• _INFORMATION PROVIDED_:
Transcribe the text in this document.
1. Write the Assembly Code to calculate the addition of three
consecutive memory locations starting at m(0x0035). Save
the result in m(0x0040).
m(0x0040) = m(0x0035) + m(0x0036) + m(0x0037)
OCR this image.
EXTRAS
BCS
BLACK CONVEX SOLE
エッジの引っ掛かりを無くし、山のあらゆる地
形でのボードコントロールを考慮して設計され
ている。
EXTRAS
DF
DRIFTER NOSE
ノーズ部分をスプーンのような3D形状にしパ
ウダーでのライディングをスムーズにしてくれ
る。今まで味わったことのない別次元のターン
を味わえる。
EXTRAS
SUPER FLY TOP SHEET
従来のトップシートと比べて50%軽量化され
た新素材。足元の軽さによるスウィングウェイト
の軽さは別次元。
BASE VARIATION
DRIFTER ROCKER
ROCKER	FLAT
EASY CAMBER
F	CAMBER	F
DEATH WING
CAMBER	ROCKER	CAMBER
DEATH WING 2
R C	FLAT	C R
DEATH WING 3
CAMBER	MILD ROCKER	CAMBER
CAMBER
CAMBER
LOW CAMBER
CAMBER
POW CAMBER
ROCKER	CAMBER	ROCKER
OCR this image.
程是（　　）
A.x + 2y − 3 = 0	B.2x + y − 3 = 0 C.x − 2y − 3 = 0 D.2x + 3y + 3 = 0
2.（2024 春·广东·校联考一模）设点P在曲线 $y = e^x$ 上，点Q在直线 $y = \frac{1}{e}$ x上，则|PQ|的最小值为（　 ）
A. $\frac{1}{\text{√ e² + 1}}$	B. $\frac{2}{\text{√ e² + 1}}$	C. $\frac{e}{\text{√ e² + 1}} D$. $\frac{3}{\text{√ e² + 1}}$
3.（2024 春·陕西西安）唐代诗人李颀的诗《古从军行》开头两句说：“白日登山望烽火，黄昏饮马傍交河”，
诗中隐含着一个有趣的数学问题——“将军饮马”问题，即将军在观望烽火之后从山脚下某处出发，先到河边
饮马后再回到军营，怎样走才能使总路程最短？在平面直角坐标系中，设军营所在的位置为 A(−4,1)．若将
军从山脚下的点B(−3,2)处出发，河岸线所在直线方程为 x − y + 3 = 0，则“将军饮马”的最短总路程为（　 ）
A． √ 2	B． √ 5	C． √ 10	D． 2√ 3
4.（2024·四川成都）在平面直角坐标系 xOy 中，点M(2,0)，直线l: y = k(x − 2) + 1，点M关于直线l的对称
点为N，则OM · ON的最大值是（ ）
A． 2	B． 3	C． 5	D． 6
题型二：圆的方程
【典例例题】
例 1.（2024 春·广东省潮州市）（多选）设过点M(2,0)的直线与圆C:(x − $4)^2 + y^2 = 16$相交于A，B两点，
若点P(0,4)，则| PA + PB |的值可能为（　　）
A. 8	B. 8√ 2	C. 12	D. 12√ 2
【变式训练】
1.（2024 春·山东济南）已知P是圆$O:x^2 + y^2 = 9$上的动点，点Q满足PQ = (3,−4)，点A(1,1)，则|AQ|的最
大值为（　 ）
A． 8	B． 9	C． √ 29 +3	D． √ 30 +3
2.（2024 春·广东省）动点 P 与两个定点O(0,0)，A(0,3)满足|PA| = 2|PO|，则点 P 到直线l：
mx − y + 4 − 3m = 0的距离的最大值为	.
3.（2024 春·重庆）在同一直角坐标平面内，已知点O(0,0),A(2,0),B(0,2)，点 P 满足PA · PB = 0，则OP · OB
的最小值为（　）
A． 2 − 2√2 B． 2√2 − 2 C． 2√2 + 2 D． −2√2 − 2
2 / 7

• _WHAT YOU SHOULD DO_:
Where a line in the material contains "ROCKER", copy that line.

• _ANSWER BELOW_:
DRIFTER ROCKER
ROCKER	FLAT
CAMBER	ROCKER	CAMBER
CAMBER	MILD ROCKER	CAMBER
ROCKER	CAMBER	ROCKER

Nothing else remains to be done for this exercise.